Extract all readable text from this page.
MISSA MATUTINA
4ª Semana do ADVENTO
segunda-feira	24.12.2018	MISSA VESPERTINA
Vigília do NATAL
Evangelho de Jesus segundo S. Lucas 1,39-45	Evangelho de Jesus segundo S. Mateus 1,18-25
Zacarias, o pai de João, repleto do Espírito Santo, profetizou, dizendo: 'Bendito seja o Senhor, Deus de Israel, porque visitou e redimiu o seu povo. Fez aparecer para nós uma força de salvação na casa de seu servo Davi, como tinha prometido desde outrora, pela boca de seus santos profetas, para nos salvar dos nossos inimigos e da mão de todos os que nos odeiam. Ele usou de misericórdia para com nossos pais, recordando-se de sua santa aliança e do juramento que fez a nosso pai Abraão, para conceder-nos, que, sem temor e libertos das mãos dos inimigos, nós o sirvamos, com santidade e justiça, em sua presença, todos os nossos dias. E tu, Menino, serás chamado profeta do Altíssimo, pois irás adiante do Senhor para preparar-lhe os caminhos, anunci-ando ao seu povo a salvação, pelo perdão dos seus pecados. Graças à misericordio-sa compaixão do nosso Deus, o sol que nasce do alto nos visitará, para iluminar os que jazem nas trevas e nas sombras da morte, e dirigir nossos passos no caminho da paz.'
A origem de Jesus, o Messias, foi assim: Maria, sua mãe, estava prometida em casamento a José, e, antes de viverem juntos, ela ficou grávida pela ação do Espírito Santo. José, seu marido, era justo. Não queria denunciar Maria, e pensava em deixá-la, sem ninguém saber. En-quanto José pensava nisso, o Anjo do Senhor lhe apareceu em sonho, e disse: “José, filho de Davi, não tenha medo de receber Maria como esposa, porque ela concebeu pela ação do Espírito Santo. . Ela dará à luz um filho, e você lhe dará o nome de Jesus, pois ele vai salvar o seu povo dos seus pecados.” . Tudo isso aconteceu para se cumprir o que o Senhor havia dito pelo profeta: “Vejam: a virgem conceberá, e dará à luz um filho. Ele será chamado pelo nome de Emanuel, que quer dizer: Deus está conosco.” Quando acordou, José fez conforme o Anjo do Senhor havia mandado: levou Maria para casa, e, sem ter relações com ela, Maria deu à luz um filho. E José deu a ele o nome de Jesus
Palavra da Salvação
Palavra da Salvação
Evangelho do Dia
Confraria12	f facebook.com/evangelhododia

▸ **What is asked**
Write every line of the material above again, exactly.

▸ **Task result**
Extract all readable text from this page.
MISSA MATUTINA
4ª Semana do ADVENTO
segunda-feira	24.12.2018	MISSA VESPERTINA
Vigília do NATAL
Evangelho de Jesus segundo S. Lucas 1,39-45	Evangelho de Jesus segundo S. Mateus 1,18-25
Zacarias, o pai de João, repleto do Espírito Santo, profetizou, dizendo: 'Bendito seja o Senhor, Deus de Israel, porque visitou e redimiu o seu povo. Fez aparecer para nós uma força de salvação na casa de seu servo Davi, como tinha prometido desde outrora, pela boca de seus santos profetas, para nos salvar dos nossos inimigos e da mão de todos os que nos odeiam. Ele usou de misericórdia para com nossos pais, recordando-se de sua santa aliança e do juramento que fez a nosso pai Abraão, para conceder-nos, que, sem temor e libertos das mãos dos inimigos, nós o sirvamos, com santidade e justiça, em sua presença, todos os nossos dias. E tu, Menino, serás chamado profeta do Altíssimo, pois irás adiante do Senhor para preparar-lhe os caminhos, anunci-ando ao seu povo a salvação, pelo perdão dos seus pecados. Graças à misericordio-sa compaixão do nosso Deus, o sol que nasce do alto nos visitará, para iluminar os que jazem nas trevas e nas sombras da morte, e dirigir nossos passos no caminho da paz.'
A origem de Jesus, o Messias, foi assim: Maria, sua mãe, estava prometida em casamento a José, e, antes de viverem juntos, ela ficou grávida pela ação do Espírito Santo. José, seu marido, era justo. Não queria denunciar Maria, e pensava em deixá-la, sem ninguém saber. En-quanto José pensava nisso, o Anjo do Senhor lhe apareceu em sonho, e disse: “José, filho de Davi, não tenha medo de receber Maria como esposa, porque ela concebeu pela ação do Espírito Santo. . Ela dará à luz um filho, e você lhe dará o nome de Jesus, pois ele vai salvar o seu povo dos seus pecados.” . Tudo isso aconteceu para se cumprir o que o Senhor havia dito pelo profeta: “Vejam: a virgem conceberá, e dará à luz um filho. Ele será chamado pelo nome de Emanuel, que quer dizer: Deus está conosco.” Quando acordou, José fez conforme o Anjo do Senhor havia mandado: levou Maria para casa, e, sem ter relações com ela, Maria deu à luz um filho. E José deu a ele o nome de Jesus
Palavra da Salvação
Palavra da Salvação
Evangelho do Dia
Confraria12	f facebook.com/evangelhododia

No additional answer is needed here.